Transcript entries for document pages:
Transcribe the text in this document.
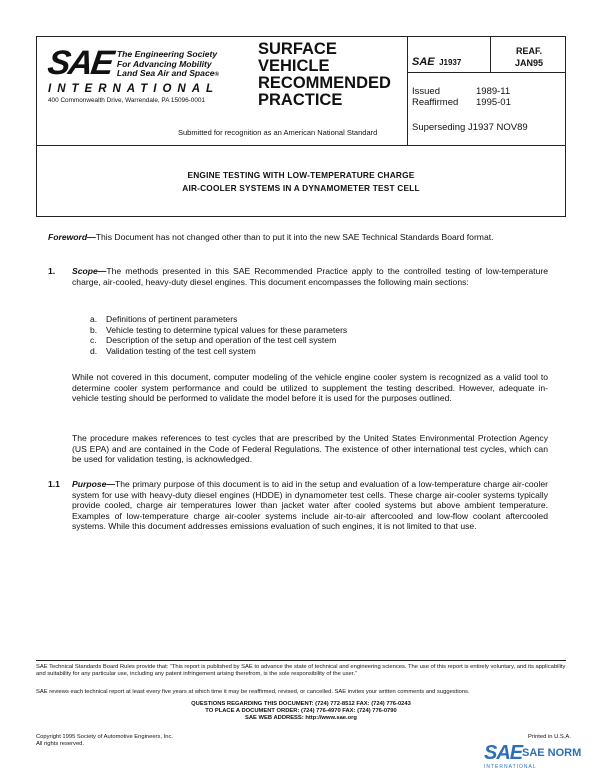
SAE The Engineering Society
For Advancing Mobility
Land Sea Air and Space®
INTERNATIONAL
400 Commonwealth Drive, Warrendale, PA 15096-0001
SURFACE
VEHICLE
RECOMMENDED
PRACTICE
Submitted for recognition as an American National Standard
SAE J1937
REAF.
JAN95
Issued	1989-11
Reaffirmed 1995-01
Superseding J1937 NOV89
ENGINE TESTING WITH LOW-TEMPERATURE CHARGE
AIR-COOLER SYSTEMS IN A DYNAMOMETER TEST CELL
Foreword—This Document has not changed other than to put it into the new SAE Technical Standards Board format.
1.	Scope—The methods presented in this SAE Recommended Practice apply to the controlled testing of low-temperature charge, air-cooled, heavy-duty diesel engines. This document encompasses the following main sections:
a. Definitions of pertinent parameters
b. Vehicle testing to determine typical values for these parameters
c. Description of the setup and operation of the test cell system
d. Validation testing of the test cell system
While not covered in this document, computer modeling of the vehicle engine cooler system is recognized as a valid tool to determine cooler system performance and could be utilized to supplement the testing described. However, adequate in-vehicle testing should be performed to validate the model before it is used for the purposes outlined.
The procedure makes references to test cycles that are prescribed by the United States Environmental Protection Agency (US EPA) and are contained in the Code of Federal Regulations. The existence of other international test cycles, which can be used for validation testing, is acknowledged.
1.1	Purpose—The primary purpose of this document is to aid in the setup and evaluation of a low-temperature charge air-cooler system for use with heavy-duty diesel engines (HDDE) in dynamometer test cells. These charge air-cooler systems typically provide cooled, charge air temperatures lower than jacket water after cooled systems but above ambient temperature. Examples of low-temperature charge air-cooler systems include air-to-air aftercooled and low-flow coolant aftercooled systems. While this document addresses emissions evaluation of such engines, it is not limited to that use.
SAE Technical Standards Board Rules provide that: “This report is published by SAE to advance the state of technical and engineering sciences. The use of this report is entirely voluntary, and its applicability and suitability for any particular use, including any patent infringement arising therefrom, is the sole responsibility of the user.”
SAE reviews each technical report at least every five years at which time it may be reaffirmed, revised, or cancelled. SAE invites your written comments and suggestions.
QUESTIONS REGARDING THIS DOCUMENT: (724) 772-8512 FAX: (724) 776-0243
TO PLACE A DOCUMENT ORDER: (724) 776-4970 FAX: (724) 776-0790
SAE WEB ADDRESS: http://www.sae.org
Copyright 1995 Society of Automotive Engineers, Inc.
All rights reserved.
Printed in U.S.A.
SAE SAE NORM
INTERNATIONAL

■ **Aim of the exercise**:
From the records, copy out each line that includes the string "than".

■ **Your solution**:
Foreword—This Document has not changed other than to put it into the new SAE Technical Standards Board format.
1.1	Purpose—The primary purpose of this document is to aid in the setup and evaluation of a low-temperature charge air-cooler system for use with heavy-duty diesel engines (HDDE) in dynamometer test cells. These charge air-cooler systems typically provide cooled, charge air temperatures lower than jacket water after cooled systems but above ambient temperature. Examples of low-temperature charge air-cooler systems include air-to-air aftercooled and low-flow coolant aftercooled systems. While this document addresses emissions evaluation of such engines, it is not limited to that use.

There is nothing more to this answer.